START Provided data
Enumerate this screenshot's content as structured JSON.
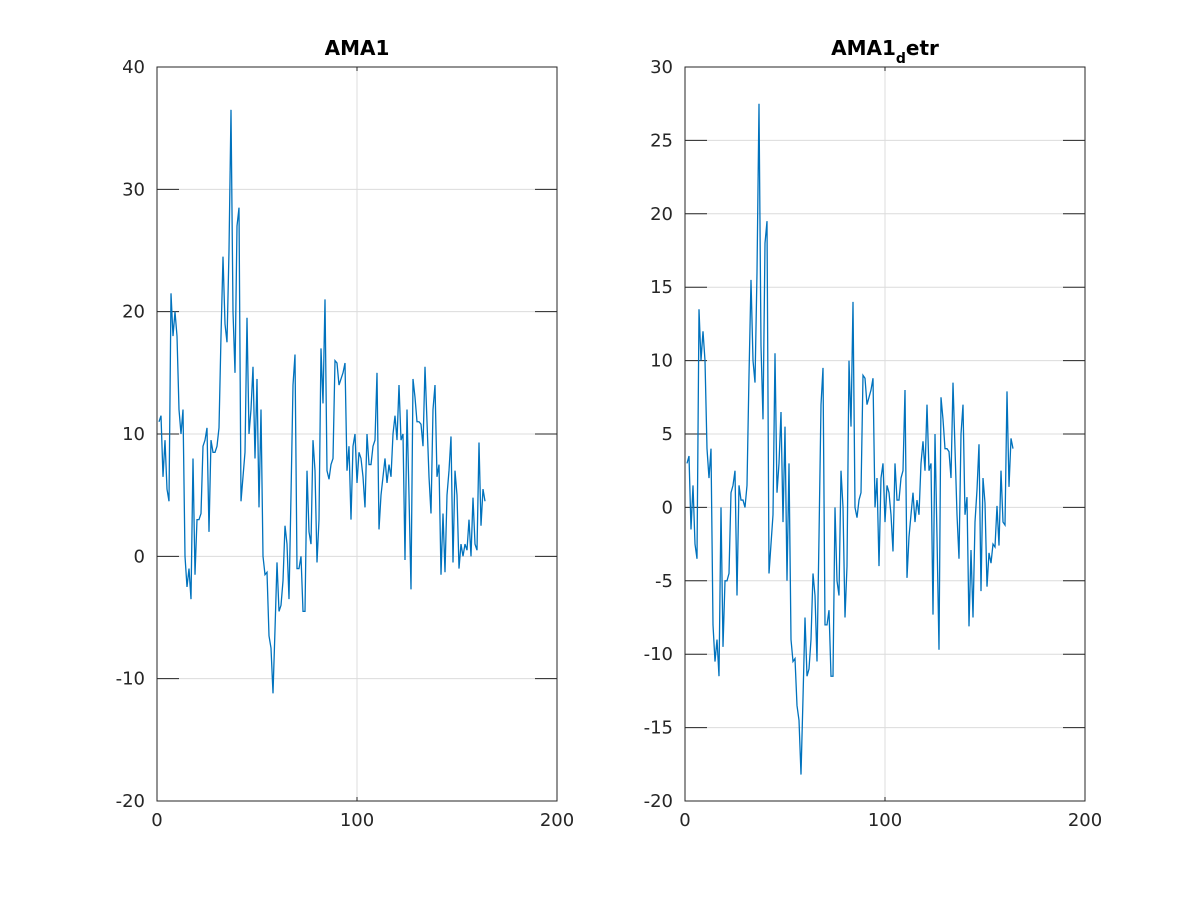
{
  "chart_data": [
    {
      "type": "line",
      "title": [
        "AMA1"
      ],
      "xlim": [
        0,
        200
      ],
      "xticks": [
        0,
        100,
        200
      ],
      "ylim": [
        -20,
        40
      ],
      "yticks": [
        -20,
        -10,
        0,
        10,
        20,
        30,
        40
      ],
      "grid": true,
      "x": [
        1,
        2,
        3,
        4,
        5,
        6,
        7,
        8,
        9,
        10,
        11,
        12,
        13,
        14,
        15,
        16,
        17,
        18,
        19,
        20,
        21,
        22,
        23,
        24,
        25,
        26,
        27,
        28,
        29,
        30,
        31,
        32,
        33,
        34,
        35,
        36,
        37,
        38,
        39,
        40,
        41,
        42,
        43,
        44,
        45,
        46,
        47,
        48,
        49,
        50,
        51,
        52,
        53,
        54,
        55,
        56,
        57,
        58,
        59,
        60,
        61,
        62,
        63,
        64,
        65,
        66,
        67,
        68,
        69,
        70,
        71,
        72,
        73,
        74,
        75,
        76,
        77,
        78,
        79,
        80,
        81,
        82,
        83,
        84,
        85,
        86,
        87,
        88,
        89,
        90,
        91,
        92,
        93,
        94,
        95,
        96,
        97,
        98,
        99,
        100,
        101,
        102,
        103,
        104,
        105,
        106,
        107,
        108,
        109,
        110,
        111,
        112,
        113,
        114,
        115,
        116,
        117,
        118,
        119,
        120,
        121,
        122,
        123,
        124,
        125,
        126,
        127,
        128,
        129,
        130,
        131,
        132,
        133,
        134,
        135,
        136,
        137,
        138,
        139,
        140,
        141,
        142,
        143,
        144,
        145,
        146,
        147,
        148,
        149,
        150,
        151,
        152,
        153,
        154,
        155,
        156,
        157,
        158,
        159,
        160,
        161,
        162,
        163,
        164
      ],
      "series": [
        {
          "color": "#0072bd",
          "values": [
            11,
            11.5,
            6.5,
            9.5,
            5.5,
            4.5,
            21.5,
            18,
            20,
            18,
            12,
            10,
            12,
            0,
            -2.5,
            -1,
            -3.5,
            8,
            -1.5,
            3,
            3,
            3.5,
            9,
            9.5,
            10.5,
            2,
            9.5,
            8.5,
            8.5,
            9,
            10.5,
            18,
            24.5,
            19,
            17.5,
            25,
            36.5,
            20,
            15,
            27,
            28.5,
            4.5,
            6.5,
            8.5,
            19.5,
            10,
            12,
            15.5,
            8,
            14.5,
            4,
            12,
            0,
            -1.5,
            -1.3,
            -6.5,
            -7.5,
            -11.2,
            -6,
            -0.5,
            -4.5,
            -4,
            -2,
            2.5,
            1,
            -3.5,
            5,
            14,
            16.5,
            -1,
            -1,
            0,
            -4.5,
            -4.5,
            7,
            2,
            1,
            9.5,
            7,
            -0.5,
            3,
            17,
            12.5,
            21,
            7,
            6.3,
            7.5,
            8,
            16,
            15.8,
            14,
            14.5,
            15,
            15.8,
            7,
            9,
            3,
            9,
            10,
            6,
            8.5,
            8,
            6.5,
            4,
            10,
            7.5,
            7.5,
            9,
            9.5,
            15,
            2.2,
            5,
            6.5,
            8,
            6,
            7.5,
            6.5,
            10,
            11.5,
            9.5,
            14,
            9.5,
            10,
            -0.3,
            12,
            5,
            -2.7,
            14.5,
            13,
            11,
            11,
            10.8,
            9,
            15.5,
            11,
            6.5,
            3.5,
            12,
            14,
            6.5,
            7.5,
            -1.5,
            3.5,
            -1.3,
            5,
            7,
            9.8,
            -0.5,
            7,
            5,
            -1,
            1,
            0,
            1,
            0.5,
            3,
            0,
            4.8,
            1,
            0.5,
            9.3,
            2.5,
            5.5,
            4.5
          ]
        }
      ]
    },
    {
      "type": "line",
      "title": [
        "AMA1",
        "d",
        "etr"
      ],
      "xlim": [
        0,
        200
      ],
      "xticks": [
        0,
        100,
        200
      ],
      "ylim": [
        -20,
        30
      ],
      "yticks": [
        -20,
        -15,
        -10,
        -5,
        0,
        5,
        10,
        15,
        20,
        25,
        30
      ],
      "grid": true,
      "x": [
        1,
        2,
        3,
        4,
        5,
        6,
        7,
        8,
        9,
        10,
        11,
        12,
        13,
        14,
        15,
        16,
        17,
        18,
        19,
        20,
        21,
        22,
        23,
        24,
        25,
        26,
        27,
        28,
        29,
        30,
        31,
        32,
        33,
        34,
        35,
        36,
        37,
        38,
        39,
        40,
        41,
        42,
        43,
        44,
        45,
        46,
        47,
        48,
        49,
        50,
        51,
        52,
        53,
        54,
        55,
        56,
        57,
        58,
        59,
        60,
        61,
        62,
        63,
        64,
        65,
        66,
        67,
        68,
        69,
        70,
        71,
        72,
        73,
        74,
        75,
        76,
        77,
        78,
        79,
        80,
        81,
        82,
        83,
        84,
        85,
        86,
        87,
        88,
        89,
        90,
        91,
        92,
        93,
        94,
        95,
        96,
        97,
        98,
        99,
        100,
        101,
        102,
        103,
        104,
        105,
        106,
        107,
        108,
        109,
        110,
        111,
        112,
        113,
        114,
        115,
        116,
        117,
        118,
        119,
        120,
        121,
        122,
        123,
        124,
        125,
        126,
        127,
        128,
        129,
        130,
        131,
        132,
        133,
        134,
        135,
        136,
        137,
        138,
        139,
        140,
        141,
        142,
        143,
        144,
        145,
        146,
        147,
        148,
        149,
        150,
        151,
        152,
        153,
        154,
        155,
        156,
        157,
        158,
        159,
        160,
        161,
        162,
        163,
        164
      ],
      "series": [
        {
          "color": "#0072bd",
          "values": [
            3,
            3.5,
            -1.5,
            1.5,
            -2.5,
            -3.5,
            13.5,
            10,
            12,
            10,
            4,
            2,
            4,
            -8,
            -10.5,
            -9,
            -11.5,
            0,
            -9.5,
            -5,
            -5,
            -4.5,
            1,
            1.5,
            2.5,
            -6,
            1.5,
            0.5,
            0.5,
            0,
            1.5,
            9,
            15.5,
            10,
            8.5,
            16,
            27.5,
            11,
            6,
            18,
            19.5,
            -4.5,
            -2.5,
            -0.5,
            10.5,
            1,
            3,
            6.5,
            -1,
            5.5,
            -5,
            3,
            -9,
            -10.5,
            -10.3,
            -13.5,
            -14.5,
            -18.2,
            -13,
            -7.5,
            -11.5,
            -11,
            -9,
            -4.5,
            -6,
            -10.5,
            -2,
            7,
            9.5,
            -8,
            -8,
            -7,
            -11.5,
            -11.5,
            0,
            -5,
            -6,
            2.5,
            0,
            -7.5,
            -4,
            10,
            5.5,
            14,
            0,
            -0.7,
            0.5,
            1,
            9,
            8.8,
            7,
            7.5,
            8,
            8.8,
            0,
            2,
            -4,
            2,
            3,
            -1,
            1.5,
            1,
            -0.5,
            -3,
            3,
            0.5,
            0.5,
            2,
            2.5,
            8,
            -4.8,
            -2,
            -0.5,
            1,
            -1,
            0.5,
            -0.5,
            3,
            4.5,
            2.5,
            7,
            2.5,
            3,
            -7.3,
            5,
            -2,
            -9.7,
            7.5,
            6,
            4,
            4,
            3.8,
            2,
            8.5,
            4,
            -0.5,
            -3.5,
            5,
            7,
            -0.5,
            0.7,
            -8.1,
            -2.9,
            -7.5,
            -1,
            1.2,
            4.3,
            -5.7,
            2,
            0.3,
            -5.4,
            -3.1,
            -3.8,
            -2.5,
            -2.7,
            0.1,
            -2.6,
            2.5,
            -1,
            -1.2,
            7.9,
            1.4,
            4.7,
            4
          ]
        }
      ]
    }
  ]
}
END Provided data
*Objective*
Copy out all the data without changing anything, and drop the pictures.

*Answer in full*
Enumerate this screenshot's content as structured JSON.
{
  "chart_data": [
    {
      "type": "line",
      "title": [
        "AMA1"
      ],
      "xlim": [
        0,
        200
      ],
      "xticks": [
        0,
        100,
        200
      ],
      "ylim": [
        -20,
        40
      ],
      "yticks": [
        -20,
        -10,
        0,
        10,
        20,
        30,
        40
      ],
      "grid": true,
      "x": [
        1,
        2,
        3,
        4,
        5,
        6,
        7,
        8,
        9,
        10,
        11,
        12,
        13,
        14,
        15,
        16,
        17,
        18,
        19,
        20,
        21,
        22,
        23,
        24,
        25,
        26,
        27,
        28,
        29,
        30,
        31,
        32,
        33,
        34,
        35,
        36,
        37,
        38,
        39,
        40,
        41,
        42,
        43,
        44,
        45,
        46,
        47,
        48,
        49,
        50,
        51,
        52,
        53,
        54,
        55,
        56,
        57,
        58,
        59,
        60,
        61,
        62,
        63,
        64,
        65,
        66,
        67,
        68,
        69,
        70,
        71,
        72,
        73,
        74,
        75,
        76,
        77,
        78,
        79,
        80,
        81,
        82,
        83,
        84,
        85,
        86,
        87,
        88,
        89,
        90,
        91,
        92,
        93,
        94,
        95,
        96,
        97,
        98,
        99,
        100,
        101,
        102,
        103,
        104,
        105,
        106,
        107,
        108,
        109,
        110,
        111,
        112,
        113,
        114,
        115,
        116,
        117,
        118,
        119,
        120,
        121,
        122,
        123,
        124,
        125,
        126,
        127,
        128,
        129,
        130,
        131,
        132,
        133,
        134,
        135,
        136,
        137,
        138,
        139,
        140,
        141,
        142,
        143,
        144,
        145,
        146,
        147,
        148,
        149,
        150,
        151,
        152,
        153,
        154,
        155,
        156,
        157,
        158,
        159,
        160,
        161,
        162,
        163,
        164
      ],
      "series": [
        {
          "color": "#0072bd",
          "values": [
            11,
            11.5,
            6.5,
            9.5,
            5.5,
            4.5,
            21.5,
            18,
            20,
            18,
            12,
            10,
            12,
            0,
            -2.5,
            -1,
            -3.5,
            8,
            -1.5,
            3,
            3,
            3.5,
            9,
            9.5,
            10.5,
            2,
            9.5,
            8.5,
            8.5,
            9,
            10.5,
            18,
            24.5,
            19,
            17.5,
            25,
            36.5,
            20,
            15,
            27,
            28.5,
            4.5,
            6.5,
            8.5,
            19.5,
            10,
            12,
            15.5,
            8,
            14.5,
            4,
            12,
            0,
            -1.5,
            -1.3,
            -6.5,
            -7.5,
            -11.2,
            -6,
            -0.5,
            -4.5,
            -4,
            -2,
            2.5,
            1,
            -3.5,
            5,
            14,
            16.5,
            -1,
            -1,
            0,
            -4.5,
            -4.5,
            7,
            2,
            1,
            9.5,
            7,
            -0.5,
            3,
            17,
            12.5,
            21,
            7,
            6.3,
            7.5,
            8,
            16,
            15.8,
            14,
            14.5,
            15,
            15.8,
            7,
            9,
            3,
            9,
            10,
            6,
            8.5,
            8,
            6.5,
            4,
            10,
            7.5,
            7.5,
            9,
            9.5,
            15,
            2.2,
            5,
            6.5,
            8,
            6,
            7.5,
            6.5,
            10,
            11.5,
            9.5,
            14,
            9.5,
            10,
            -0.3,
            12,
            5,
            -2.7,
            14.5,
            13,
            11,
            11,
            10.8,
            9,
            15.5,
            11,
            6.5,
            3.5,
            12,
            14,
            6.5,
            7.5,
            -1.5,
            3.5,
            -1.3,
            5,
            7,
            9.8,
            -0.5,
            7,
            5,
            -1,
            1,
            0,
            1,
            0.5,
            3,
            0,
            4.8,
            1,
            0.5,
            9.3,
            2.5,
            5.5,
            4.5
          ]
        }
      ]
    },
    {
      "type": "line",
      "title": [
        "AMA1",
        "d",
        "etr"
      ],
      "xlim": [
        0,
        200
      ],
      "xticks": [
        0,
        100,
        200
      ],
      "ylim": [
        -20,
        30
      ],
      "yticks": [
        -20,
        -15,
        -10,
        -5,
        0,
        5,
        10,
        15,
        20,
        25,
        30
      ],
      "grid": true,
      "x": [
        1,
        2,
        3,
        4,
        5,
        6,
        7,
        8,
        9,
        10,
        11,
        12,
        13,
        14,
        15,
        16,
        17,
        18,
        19,
        20,
        21,
        22,
        23,
        24,
        25,
        26,
        27,
        28,
        29,
        30,
        31,
        32,
        33,
        34,
        35,
        36,
        37,
        38,
        39,
        40,
        41,
        42,
        43,
        44,
        45,
        46,
        47,
        48,
        49,
        50,
        51,
        52,
        53,
        54,
        55,
        56,
        57,
        58,
        59,
        60,
        61,
        62,
        63,
        64,
        65,
        66,
        67,
        68,
        69,
        70,
        71,
        72,
        73,
        74,
        75,
        76,
        77,
        78,
        79,
        80,
        81,
        82,
        83,
        84,
        85,
        86,
        87,
        88,
        89,
        90,
        91,
        92,
        93,
        94,
        95,
        96,
        97,
        98,
        99,
        100,
        101,
        102,
        103,
        104,
        105,
        106,
        107,
        108,
        109,
        110,
        111,
        112,
        113,
        114,
        115,
        116,
        117,
        118,
        119,
        120,
        121,
        122,
        123,
        124,
        125,
        126,
        127,
        128,
        129,
        130,
        131,
        132,
        133,
        134,
        135,
        136,
        137,
        138,
        139,
        140,
        141,
        142,
        143,
        144,
        145,
        146,
        147,
        148,
        149,
        150,
        151,
        152,
        153,
        154,
        155,
        156,
        157,
        158,
        159,
        160,
        161,
        162,
        163,
        164
      ],
      "series": [
        {
          "color": "#0072bd",
          "values": [
            3,
            3.5,
            -1.5,
            1.5,
            -2.5,
            -3.5,
            13.5,
            10,
            12,
            10,
            4,
            2,
            4,
            -8,
            -10.5,
            -9,
            -11.5,
            0,
            -9.5,
            -5,
            -5,
            -4.5,
            1,
            1.5,
            2.5,
            -6,
            1.5,
            0.5,
            0.5,
            0,
            1.5,
            9,
            15.5,
            10,
            8.5,
            16,
            27.5,
            11,
            6,
            18,
            19.5,
            -4.5,
            -2.5,
            -0.5,
            10.5,
            1,
            3,
            6.5,
            -1,
            5.5,
            -5,
            3,
            -9,
            -10.5,
            -10.3,
            -13.5,
            -14.5,
            -18.2,
            -13,
            -7.5,
            -11.5,
            -11,
            -9,
            -4.5,
            -6,
            -10.5,
            -2,
            7,
            9.5,
            -8,
            -8,
            -7,
            -11.5,
            -11.5,
            0,
            -5,
            -6,
            2.5,
            0,
            -7.5,
            -4,
            10,
            5.5,
            14,
            0,
            -0.7,
            0.5,
            1,
            9,
            8.8,
            7,
            7.5,
            8,
            8.8,
            0,
            2,
            -4,
            2,
            3,
            -1,
            1.5,
            1,
            -0.5,
            -3,
            3,
            0.5,
            0.5,
            2,
            2.5,
            8,
            -4.8,
            -2,
            -0.5,
            1,
            -1,
            0.5,
            -0.5,
            3,
            4.5,
            2.5,
            7,
            2.5,
            3,
            -7.3,
            5,
            -2,
            -9.7,
            7.5,
            6,
            4,
            4,
            3.8,
            2,
            8.5,
            4,
            -0.5,
            -3.5,
            5,
            7,
            -0.5,
            0.7,
            -8.1,
            -2.9,
            -7.5,
            -1,
            1.2,
            4.3,
            -5.7,
            2,
            0.3,
            -5.4,
            -3.1,
            -3.8,
            -2.5,
            -2.7,
            0.1,
            -2.6,
            2.5,
            -1,
            -1.2,
            7.9,
            1.4,
            4.7,
            4
          ]
        }
      ]
    }
  ]
}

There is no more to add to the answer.